### PROVIDED RECORDS

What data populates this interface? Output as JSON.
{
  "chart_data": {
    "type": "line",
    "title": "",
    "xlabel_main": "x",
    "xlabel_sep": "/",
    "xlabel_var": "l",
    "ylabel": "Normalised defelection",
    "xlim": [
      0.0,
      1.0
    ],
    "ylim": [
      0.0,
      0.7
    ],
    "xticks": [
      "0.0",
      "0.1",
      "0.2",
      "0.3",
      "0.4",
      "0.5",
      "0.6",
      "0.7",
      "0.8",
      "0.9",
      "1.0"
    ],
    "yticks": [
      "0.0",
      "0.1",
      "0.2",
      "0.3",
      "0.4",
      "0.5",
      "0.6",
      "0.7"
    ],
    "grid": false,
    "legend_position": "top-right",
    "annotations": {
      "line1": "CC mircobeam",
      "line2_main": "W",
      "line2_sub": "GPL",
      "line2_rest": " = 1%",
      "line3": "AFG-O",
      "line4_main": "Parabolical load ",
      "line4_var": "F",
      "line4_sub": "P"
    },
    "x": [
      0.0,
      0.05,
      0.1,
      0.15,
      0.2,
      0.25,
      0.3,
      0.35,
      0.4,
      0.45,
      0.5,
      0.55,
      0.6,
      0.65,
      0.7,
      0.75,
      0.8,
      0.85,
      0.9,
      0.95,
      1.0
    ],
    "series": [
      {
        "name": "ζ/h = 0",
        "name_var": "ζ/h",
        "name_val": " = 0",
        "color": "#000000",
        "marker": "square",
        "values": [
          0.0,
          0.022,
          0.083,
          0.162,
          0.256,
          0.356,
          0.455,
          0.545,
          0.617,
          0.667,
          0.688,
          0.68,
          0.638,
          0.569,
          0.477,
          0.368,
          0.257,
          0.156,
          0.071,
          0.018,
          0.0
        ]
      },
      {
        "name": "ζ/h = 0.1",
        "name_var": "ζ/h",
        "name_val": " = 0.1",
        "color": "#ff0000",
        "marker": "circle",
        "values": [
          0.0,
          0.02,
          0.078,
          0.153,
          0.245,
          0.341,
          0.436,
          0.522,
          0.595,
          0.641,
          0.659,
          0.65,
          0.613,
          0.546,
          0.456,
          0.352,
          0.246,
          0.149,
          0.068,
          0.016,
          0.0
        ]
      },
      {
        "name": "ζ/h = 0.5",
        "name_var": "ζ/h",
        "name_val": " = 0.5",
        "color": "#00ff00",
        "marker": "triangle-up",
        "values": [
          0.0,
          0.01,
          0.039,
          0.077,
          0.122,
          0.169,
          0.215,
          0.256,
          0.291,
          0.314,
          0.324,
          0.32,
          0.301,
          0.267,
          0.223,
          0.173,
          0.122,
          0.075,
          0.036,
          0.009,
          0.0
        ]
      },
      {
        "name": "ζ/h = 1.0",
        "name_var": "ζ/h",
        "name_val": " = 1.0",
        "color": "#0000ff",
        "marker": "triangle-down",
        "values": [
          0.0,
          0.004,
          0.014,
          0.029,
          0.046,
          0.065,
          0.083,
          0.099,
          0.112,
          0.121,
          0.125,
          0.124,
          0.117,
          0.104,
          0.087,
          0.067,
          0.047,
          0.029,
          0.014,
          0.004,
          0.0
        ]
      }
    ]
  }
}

######

Produce an exact copy of all the records.

What data populates this interface? Output as JSON.
{
  "chart_data": {
    "type": "line",
    "title": "",
    "xlabel_main": "x",
    "xlabel_sep": "/",
    "xlabel_var": "l",
    "ylabel": "Normalised defelection",
    "xlim": [
      0.0,
      1.0
    ],
    "ylim": [
      0.0,
      0.7
    ],
    "xticks": [
      "0.0",
      "0.1",
      "0.2",
      "0.3",
      "0.4",
      "0.5",
      "0.6",
      "0.7",
      "0.8",
      "0.9",
      "1.0"
    ],
    "yticks": [
      "0.0",
      "0.1",
      "0.2",
      "0.3",
      "0.4",
      "0.5",
      "0.6",
      "0.7"
    ],
    "grid": false,
    "legend_position": "top-right",
    "annotations": {
      "line1": "CC mircobeam",
      "line2_main": "W",
      "line2_sub": "GPL",
      "line2_rest": " = 1%",
      "line3": "AFG-O",
      "line4_main": "Parabolical load ",
      "line4_var": "F",
      "line4_sub": "P"
    },
    "x": [
      0.0,
      0.05,
      0.1,
      0.15,
      0.2,
      0.25,
      0.3,
      0.35,
      0.4,
      0.45,
      0.5,
      0.55,
      0.6,
      0.65,
      0.7,
      0.75,
      0.8,
      0.85,
      0.9,
      0.95,
      1.0
    ],
    "series": [
      {
        "name": "ζ/h = 0",
        "name_var": "ζ/h",
        "name_val": " = 0",
        "color": "#000000",
        "marker": "square",
        "values": [
          0.0,
          0.022,
          0.083,
          0.162,
          0.256,
          0.356,
          0.455,
          0.545,
          0.617,
          0.667,
          0.688,
          0.68,
          0.638,
          0.569,
          0.477,
          0.368,
          0.257,
          0.156,
          0.071,
          0.018,
          0.0
        ]
      },
      {
        "name": "ζ/h = 0.1",
        "name_var": "ζ/h",
        "name_val": " = 0.1",
        "color": "#ff0000",
        "marker": "circle",
        "values": [
          0.0,
          0.02,
          0.078,
          0.153,
          0.245,
          0.341,
          0.436,
          0.522,
          0.595,
          0.641,
          0.659,
          0.65,
          0.613,
          0.546,
          0.456,
          0.352,
          0.246,
          0.149,
          0.068,
          0.016,
          0.0
        ]
      },
      {
        "name": "ζ/h = 0.5",
        "name_var": "ζ/h",
        "name_val": " = 0.5",
        "color": "#00ff00",
        "marker": "triangle-up",
        "values": [
          0.0,
          0.01,
          0.039,
          0.077,
          0.122,
          0.169,
          0.215,
          0.256,
          0.291,
          0.314,
          0.324,
          0.32,
          0.301,
          0.267,
          0.223,
          0.173,
          0.122,
          0.075,
          0.036,
          0.009,
          0.0
        ]
      },
      {
        "name": "ζ/h = 1.0",
        "name_var": "ζ/h",
        "name_val": " = 1.0",
        "color": "#0000ff",
        "marker": "triangle-down",
        "values": [
          0.0,
          0.004,
          0.014,
          0.029,
          0.046,
          0.065,
          0.083,
          0.099,
          0.112,
          0.121,
          0.125,
          0.124,
          0.117,
          0.104,
          0.087,
          0.067,
          0.047,
          0.029,
          0.014,
          0.004,
          0.0
        ]
      }
    ]
  }
}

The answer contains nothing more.